# Directive
Put the stretch from the line containing "piece-red-general[interactable]: 帅 [280,360,321,400]" through the line containing "What elements are", both ends included, into a numbered list, leaving out any blank lines.

# Material shown
_ _ _ _ _

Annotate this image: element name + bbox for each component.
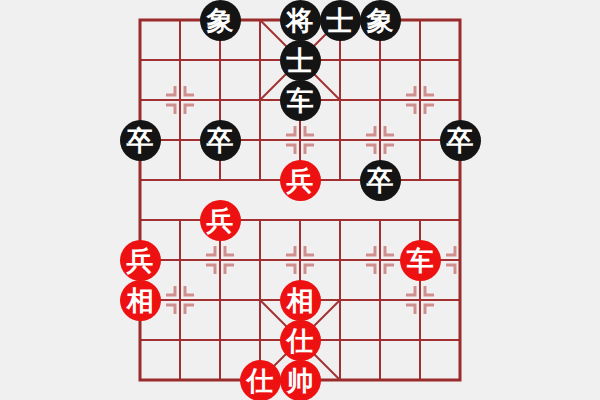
piece-red-general[interactable]: 帅 [280,360,321,400]
piece-red-elephant[interactable]: 相 [280,280,321,321]
piece-red-advisor[interactable]: 仕 [280,320,321,361]
piece-red-chariot[interactable]: 车 [400,240,441,281]
piece-black-soldier[interactable]: 卒 [120,120,161,161]
piece-black-general[interactable]: 将 [280,0,321,41]
piece-black-soldier[interactable]: 卒 [360,160,401,201]
piece-black-chariot[interactable]: 车 [280,80,321,121]
piece-black-soldier[interactable]: 卒 [200,120,241,161]
piece-black-advisor[interactable]: 士 [320,0,361,41]
piece-black-soldier[interactable]: 卒 [440,120,481,161]
piece-black-advisor[interactable]: 士 [280,40,321,81]
piece-red-soldier[interactable]: 兵 [280,160,321,201]
piece-red-advisor[interactable]: 仕 [240,360,281,400]
piece-black-elephant[interactable]: 象 [200,0,241,41]
pieces-layer: 象将士象士车卒卒卒兵卒兵兵车相相仕仕帅 [120,0,480,400]
piece-red-soldier[interactable]: 兵 [200,200,241,241]
piece-red-soldier[interactable]: 兵 [120,240,161,281]
xiangqi-board[interactable]: 象将士象士车卒卒卒兵卒兵兵车相相仕仕帅 [0,0,600,400]
piece-black-elephant[interactable]: 象 [360,0,401,41]
piece-red-elephant[interactable]: 相 [120,280,161,321]
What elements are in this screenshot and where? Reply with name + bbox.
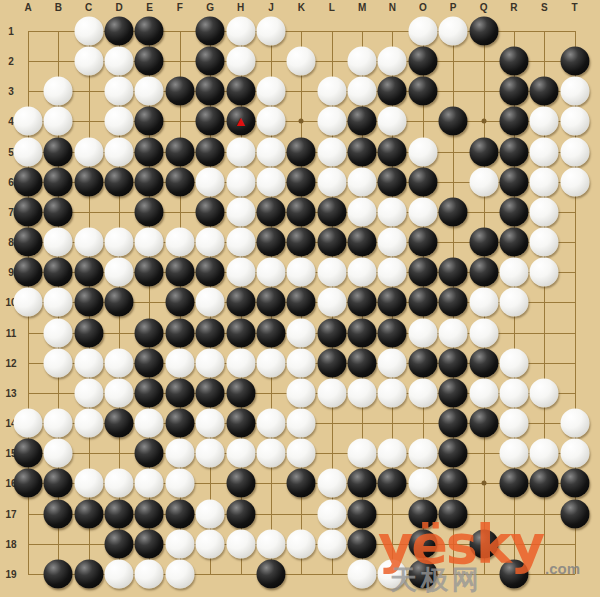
white-stone[interactable] xyxy=(378,107,407,136)
white-stone[interactable] xyxy=(348,378,377,407)
row-label: 18 xyxy=(3,538,19,549)
black-stone[interactable] xyxy=(408,77,437,106)
black-stone[interactable] xyxy=(499,228,528,257)
black-stone[interactable] xyxy=(408,167,437,196)
black-stone[interactable] xyxy=(439,469,468,498)
white-stone[interactable] xyxy=(165,469,194,498)
black-stone[interactable] xyxy=(499,559,528,588)
black-stone[interactable] xyxy=(165,258,194,287)
white-stone[interactable] xyxy=(530,258,559,287)
white-stone[interactable] xyxy=(14,107,43,136)
black-stone[interactable] xyxy=(44,469,73,498)
black-stone[interactable] xyxy=(348,228,377,257)
white-stone[interactable] xyxy=(348,559,377,588)
black-stone[interactable] xyxy=(439,499,468,528)
white-stone[interactable] xyxy=(135,228,164,257)
white-stone[interactable] xyxy=(105,378,134,407)
white-stone[interactable] xyxy=(44,228,73,257)
black-stone[interactable] xyxy=(408,258,437,287)
white-stone[interactable] xyxy=(105,107,134,136)
black-stone[interactable] xyxy=(317,228,346,257)
column-label: E xyxy=(146,2,153,13)
white-stone[interactable] xyxy=(256,409,285,438)
black-stone[interactable] xyxy=(256,318,285,347)
black-stone[interactable] xyxy=(74,318,103,347)
white-stone[interactable] xyxy=(348,439,377,468)
white-stone[interactable] xyxy=(14,137,43,166)
white-stone[interactable] xyxy=(226,228,255,257)
black-stone[interactable] xyxy=(287,228,316,257)
white-stone[interactable] xyxy=(196,409,225,438)
row-label: 2 xyxy=(3,56,19,67)
black-stone[interactable] xyxy=(196,47,225,76)
white-stone[interactable] xyxy=(44,318,73,347)
black-stone[interactable] xyxy=(287,137,316,166)
white-stone[interactable] xyxy=(74,469,103,498)
black-stone[interactable] xyxy=(226,469,255,498)
black-stone[interactable] xyxy=(408,529,437,558)
white-stone[interactable] xyxy=(256,348,285,377)
white-stone[interactable] xyxy=(226,17,255,46)
black-stone[interactable] xyxy=(408,47,437,76)
black-stone[interactable] xyxy=(135,378,164,407)
column-label: T xyxy=(572,2,578,13)
black-stone[interactable] xyxy=(378,318,407,347)
black-stone[interactable] xyxy=(165,167,194,196)
black-stone[interactable] xyxy=(165,409,194,438)
white-stone[interactable] xyxy=(348,197,377,226)
black-stone[interactable] xyxy=(439,288,468,317)
white-stone[interactable] xyxy=(408,378,437,407)
white-stone[interactable] xyxy=(196,167,225,196)
black-stone[interactable] xyxy=(408,499,437,528)
white-stone[interactable] xyxy=(196,348,225,377)
black-stone[interactable] xyxy=(196,258,225,287)
white-stone[interactable] xyxy=(105,258,134,287)
white-stone[interactable] xyxy=(226,167,255,196)
row-label: 19 xyxy=(3,568,19,579)
black-stone[interactable] xyxy=(135,529,164,558)
white-stone[interactable] xyxy=(165,559,194,588)
row-label: 12 xyxy=(3,357,19,368)
white-stone[interactable] xyxy=(287,348,316,377)
white-stone[interactable] xyxy=(408,439,437,468)
go-board[interactable]: ABCDEFGHJKLMNOPQRST 12345678910111213141… xyxy=(0,0,600,597)
column-label: B xyxy=(55,2,62,13)
star-point xyxy=(299,119,304,124)
white-stone[interactable] xyxy=(196,228,225,257)
black-stone[interactable] xyxy=(287,167,316,196)
white-stone[interactable] xyxy=(135,559,164,588)
black-stone[interactable] xyxy=(165,378,194,407)
black-stone[interactable] xyxy=(408,559,437,588)
black-stone[interactable] xyxy=(469,529,498,558)
black-stone[interactable] xyxy=(44,167,73,196)
white-stone[interactable] xyxy=(105,228,134,257)
black-stone[interactable] xyxy=(499,137,528,166)
white-stone[interactable] xyxy=(408,137,437,166)
white-stone[interactable] xyxy=(226,529,255,558)
black-stone[interactable] xyxy=(135,439,164,468)
black-stone[interactable] xyxy=(226,409,255,438)
black-stone[interactable] xyxy=(256,228,285,257)
white-stone[interactable] xyxy=(74,137,103,166)
black-stone[interactable] xyxy=(499,77,528,106)
column-label: Q xyxy=(480,2,488,13)
white-stone[interactable] xyxy=(499,409,528,438)
white-stone[interactable] xyxy=(317,137,346,166)
black-stone[interactable] xyxy=(74,559,103,588)
white-stone[interactable] xyxy=(226,197,255,226)
white-stone[interactable] xyxy=(317,258,346,287)
black-stone[interactable] xyxy=(499,197,528,226)
white-stone[interactable] xyxy=(469,288,498,317)
black-stone[interactable] xyxy=(439,197,468,226)
white-stone[interactable] xyxy=(530,378,559,407)
white-stone[interactable] xyxy=(14,409,43,438)
star-point xyxy=(481,481,486,486)
white-stone[interactable] xyxy=(256,107,285,136)
white-stone[interactable] xyxy=(530,107,559,136)
black-stone[interactable] xyxy=(378,288,407,317)
black-stone[interactable] xyxy=(439,258,468,287)
white-stone[interactable] xyxy=(196,529,225,558)
white-stone[interactable] xyxy=(105,77,134,106)
black-stone[interactable] xyxy=(439,409,468,438)
black-stone[interactable] xyxy=(317,348,346,377)
black-stone[interactable] xyxy=(348,137,377,166)
black-stone[interactable] xyxy=(256,288,285,317)
white-stone[interactable] xyxy=(439,318,468,347)
black-stone[interactable] xyxy=(439,348,468,377)
white-stone[interactable] xyxy=(317,469,346,498)
black-stone[interactable] xyxy=(226,378,255,407)
column-label: L xyxy=(329,2,335,13)
white-stone[interactable] xyxy=(287,529,316,558)
black-stone[interactable] xyxy=(469,409,498,438)
white-stone[interactable] xyxy=(226,137,255,166)
black-stone[interactable] xyxy=(287,288,316,317)
black-stone[interactable] xyxy=(439,439,468,468)
row-label: 3 xyxy=(3,86,19,97)
white-stone[interactable] xyxy=(196,499,225,528)
white-stone[interactable] xyxy=(378,258,407,287)
black-stone[interactable] xyxy=(287,197,316,226)
white-stone[interactable] xyxy=(165,529,194,558)
white-stone[interactable] xyxy=(378,348,407,377)
black-stone[interactable] xyxy=(135,137,164,166)
white-stone[interactable] xyxy=(287,318,316,347)
black-stone[interactable] xyxy=(378,469,407,498)
black-stone[interactable] xyxy=(74,288,103,317)
white-stone[interactable] xyxy=(499,378,528,407)
white-stone[interactable] xyxy=(226,258,255,287)
white-stone[interactable] xyxy=(530,228,559,257)
black-stone[interactable] xyxy=(348,499,377,528)
white-stone[interactable] xyxy=(530,197,559,226)
white-stone[interactable] xyxy=(74,378,103,407)
white-stone[interactable] xyxy=(105,348,134,377)
black-stone[interactable] xyxy=(560,499,589,528)
black-stone[interactable] xyxy=(14,439,43,468)
black-stone[interactable] xyxy=(348,288,377,317)
black-stone[interactable] xyxy=(105,529,134,558)
black-stone[interactable] xyxy=(226,288,255,317)
column-label: G xyxy=(206,2,214,13)
black-stone[interactable] xyxy=(196,137,225,166)
white-stone[interactable] xyxy=(469,318,498,347)
white-stone[interactable] xyxy=(348,258,377,287)
black-stone[interactable] xyxy=(135,17,164,46)
white-stone[interactable] xyxy=(317,499,346,528)
white-stone[interactable] xyxy=(105,469,134,498)
black-stone[interactable] xyxy=(44,137,73,166)
white-stone[interactable] xyxy=(378,378,407,407)
black-stone[interactable] xyxy=(44,499,73,528)
black-stone[interactable] xyxy=(408,288,437,317)
black-stone[interactable] xyxy=(135,107,164,136)
black-stone[interactable] xyxy=(196,77,225,106)
black-stone[interactable] xyxy=(469,137,498,166)
black-stone[interactable] xyxy=(469,228,498,257)
white-stone[interactable] xyxy=(287,378,316,407)
white-stone[interactable] xyxy=(287,47,316,76)
black-stone[interactable] xyxy=(165,137,194,166)
white-stone[interactable] xyxy=(226,348,255,377)
white-stone[interactable] xyxy=(135,409,164,438)
black-stone[interactable] xyxy=(469,348,498,377)
white-stone[interactable] xyxy=(44,77,73,106)
black-stone[interactable] xyxy=(135,258,164,287)
black-stone[interactable] xyxy=(439,107,468,136)
black-stone[interactable] xyxy=(499,47,528,76)
black-stone[interactable] xyxy=(317,197,346,226)
black-stone[interactable] xyxy=(135,318,164,347)
black-stone[interactable] xyxy=(348,348,377,377)
white-stone[interactable] xyxy=(256,137,285,166)
white-stone[interactable] xyxy=(408,17,437,46)
black-stone[interactable] xyxy=(348,318,377,347)
white-stone[interactable] xyxy=(74,228,103,257)
white-stone[interactable] xyxy=(317,529,346,558)
black-stone[interactable] xyxy=(135,47,164,76)
black-stone[interactable] xyxy=(135,167,164,196)
white-stone[interactable] xyxy=(256,258,285,287)
black-stone[interactable] xyxy=(469,17,498,46)
black-stone[interactable] xyxy=(165,77,194,106)
black-stone[interactable] xyxy=(348,469,377,498)
black-stone[interactable] xyxy=(348,529,377,558)
black-stone[interactable] xyxy=(196,318,225,347)
white-stone[interactable] xyxy=(408,318,437,347)
black-stone[interactable] xyxy=(499,167,528,196)
black-stone[interactable] xyxy=(378,167,407,196)
black-stone[interactable] xyxy=(105,167,134,196)
black-stone[interactable] xyxy=(226,318,255,347)
black-stone[interactable] xyxy=(74,258,103,287)
black-stone[interactable] xyxy=(14,469,43,498)
black-stone[interactable] xyxy=(105,499,134,528)
white-stone[interactable] xyxy=(74,348,103,377)
row-label: 13 xyxy=(3,387,19,398)
black-stone[interactable] xyxy=(560,469,589,498)
black-stone[interactable] xyxy=(165,499,194,528)
black-stone[interactable] xyxy=(469,258,498,287)
column-label: M xyxy=(358,2,366,13)
white-stone[interactable] xyxy=(196,288,225,317)
white-stone[interactable] xyxy=(256,529,285,558)
white-stone[interactable] xyxy=(560,77,589,106)
black-stone[interactable] xyxy=(14,258,43,287)
white-stone[interactable] xyxy=(105,137,134,166)
white-stone[interactable] xyxy=(287,439,316,468)
black-stone[interactable] xyxy=(499,469,528,498)
black-stone[interactable] xyxy=(14,228,43,257)
white-stone[interactable] xyxy=(439,17,468,46)
white-stone[interactable] xyxy=(530,167,559,196)
white-stone[interactable] xyxy=(408,469,437,498)
column-label: D xyxy=(115,2,122,13)
white-stone[interactable] xyxy=(348,47,377,76)
white-stone[interactable] xyxy=(560,439,589,468)
black-stone[interactable] xyxy=(135,499,164,528)
white-stone[interactable] xyxy=(408,197,437,226)
black-stone[interactable] xyxy=(287,469,316,498)
black-stone[interactable] xyxy=(408,348,437,377)
black-stone[interactable] xyxy=(226,499,255,528)
row-label: 1 xyxy=(3,26,19,37)
white-stone[interactable] xyxy=(378,228,407,257)
white-stone[interactable] xyxy=(135,77,164,106)
column-label: O xyxy=(419,2,427,13)
black-stone[interactable] xyxy=(14,167,43,196)
black-stone[interactable] xyxy=(165,288,194,317)
white-stone[interactable] xyxy=(165,439,194,468)
white-stone[interactable] xyxy=(135,469,164,498)
white-stone[interactable] xyxy=(378,197,407,226)
white-stone[interactable] xyxy=(348,77,377,106)
white-stone[interactable] xyxy=(499,348,528,377)
black-stone[interactable] xyxy=(74,167,103,196)
white-stone[interactable] xyxy=(14,288,43,317)
row-label: 11 xyxy=(3,327,19,338)
white-stone[interactable] xyxy=(105,47,134,76)
white-stone[interactable] xyxy=(44,439,73,468)
last-move-triangle-marker: ▲ xyxy=(234,114,248,128)
black-stone[interactable] xyxy=(439,378,468,407)
black-stone[interactable] xyxy=(196,378,225,407)
white-stone[interactable] xyxy=(560,107,589,136)
white-stone[interactable] xyxy=(74,409,103,438)
black-stone[interactable] xyxy=(348,107,377,136)
white-stone[interactable] xyxy=(74,17,103,46)
white-stone[interactable] xyxy=(317,288,346,317)
white-stone[interactable] xyxy=(226,47,255,76)
white-stone[interactable] xyxy=(196,439,225,468)
black-stone[interactable] xyxy=(74,499,103,528)
black-stone[interactable] xyxy=(256,559,285,588)
white-stone[interactable] xyxy=(256,17,285,46)
white-stone[interactable] xyxy=(165,228,194,257)
black-stone[interactable] xyxy=(378,137,407,166)
white-stone[interactable] xyxy=(469,378,498,407)
white-stone[interactable] xyxy=(44,107,73,136)
column-label: S xyxy=(541,2,548,13)
black-stone[interactable] xyxy=(196,17,225,46)
black-stone[interactable] xyxy=(560,47,589,76)
white-stone[interactable] xyxy=(499,439,528,468)
column-label: K xyxy=(298,2,305,13)
white-stone[interactable] xyxy=(317,77,346,106)
white-stone[interactable] xyxy=(499,288,528,317)
white-stone[interactable] xyxy=(317,378,346,407)
black-stone[interactable] xyxy=(105,288,134,317)
star-point xyxy=(481,119,486,124)
white-stone[interactable] xyxy=(530,439,559,468)
black-stone[interactable] xyxy=(499,107,528,136)
white-stone[interactable] xyxy=(378,439,407,468)
black-stone[interactable] xyxy=(408,228,437,257)
white-stone[interactable] xyxy=(530,137,559,166)
white-stone[interactable] xyxy=(287,409,316,438)
black-stone[interactable] xyxy=(44,559,73,588)
black-stone[interactable] xyxy=(135,197,164,226)
white-stone[interactable] xyxy=(560,137,589,166)
white-stone[interactable] xyxy=(226,439,255,468)
black-stone[interactable] xyxy=(105,17,134,46)
white-stone[interactable] xyxy=(469,167,498,196)
white-stone[interactable] xyxy=(44,409,73,438)
white-stone[interactable] xyxy=(378,47,407,76)
white-stone[interactable] xyxy=(378,559,407,588)
black-stone[interactable] xyxy=(196,197,225,226)
white-stone[interactable] xyxy=(348,167,377,196)
white-stone[interactable] xyxy=(317,107,346,136)
black-stone[interactable] xyxy=(226,77,255,106)
black-stone[interactable] xyxy=(256,197,285,226)
white-stone[interactable] xyxy=(74,47,103,76)
black-stone[interactable] xyxy=(135,348,164,377)
black-stone[interactable] xyxy=(105,409,134,438)
white-stone[interactable] xyxy=(317,167,346,196)
black-stone[interactable] xyxy=(317,318,346,347)
column-label: F xyxy=(177,2,183,13)
black-stone[interactable] xyxy=(44,258,73,287)
white-stone[interactable] xyxy=(105,559,134,588)
column-label: N xyxy=(389,2,396,13)
black-stone[interactable]: ▲ xyxy=(226,107,255,136)
black-stone[interactable] xyxy=(530,469,559,498)
white-stone[interactable] xyxy=(256,77,285,106)
black-stone[interactable] xyxy=(14,197,43,226)
white-stone[interactable] xyxy=(44,348,73,377)
column-label: P xyxy=(450,2,457,13)
white-stone[interactable] xyxy=(44,288,73,317)
white-stone[interactable] xyxy=(560,167,589,196)
column-label: C xyxy=(85,2,92,13)
black-stone[interactable] xyxy=(44,197,73,226)
white-stone[interactable] xyxy=(165,348,194,377)
white-stone[interactable] xyxy=(499,258,528,287)
white-stone[interactable] xyxy=(560,409,589,438)
white-stone[interactable] xyxy=(256,439,285,468)
black-stone[interactable] xyxy=(196,107,225,136)
black-stone[interactable] xyxy=(165,318,194,347)
white-stone[interactable] xyxy=(256,167,285,196)
black-stone[interactable] xyxy=(378,77,407,106)
black-stone[interactable] xyxy=(530,77,559,106)
white-stone[interactable] xyxy=(287,258,316,287)
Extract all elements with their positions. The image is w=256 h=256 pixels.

_ _ _ _ _

# The reply
1. piece-red-general[interactable]: 帅 [280,360,321,400]
2. piece-red-elephant[interactable]: 相 [280,280,321,321]
3. piece-red-advisor[interactable]: 仕 [280,320,321,361]
4. piece-red-chariot[interactable]: 车 [400,240,441,281]
5. piece-black-soldier[interactable]: 卒 [120,120,161,161]
6. piece-black-general[interactable]: 将 [280,0,321,41]
7. piece-black-soldier[interactable]: 卒 [360,160,401,201]
8. piece-black-chariot[interactable]: 车 [280,80,321,121]
9. piece-black-soldier[interactable]: 卒 [200,120,241,161]
10. piece-black-advisor[interactable]: 士 [320,0,361,41]
11. piece-black-soldier[interactable]: 卒 [440,120,481,161]
12. piece-black-advisor[interactable]: 士 [280,40,321,81]
13. piece-red-soldier[interactable]: 兵 [280,160,321,201]
14. piece-red-advisor[interactable]: 仕 [240,360,281,400]
15. piece-black-elephant[interactable]: 象 [200,0,241,41]
16. pieces-layer: 象将士象士车卒卒卒兵卒兵兵车相相仕仕帅 [120,0,480,400]
17. piece-red-soldier[interactable]: 兵 [200,200,241,241]
18. piece-red-soldier[interactable]: 兵 [120,240,161,281]
19. xiangqi-board[interactable]: 象将士象士车卒卒卒兵卒兵兵车相相仕仕帅 [0,0,600,400]
20. piece-black-elephant[interactable]: 象 [360,0,401,41]
21. piece-red-elephant[interactable]: 相 [120,280,161,321]
22. What elements are in this screenshot and where? Reply with name + bbox.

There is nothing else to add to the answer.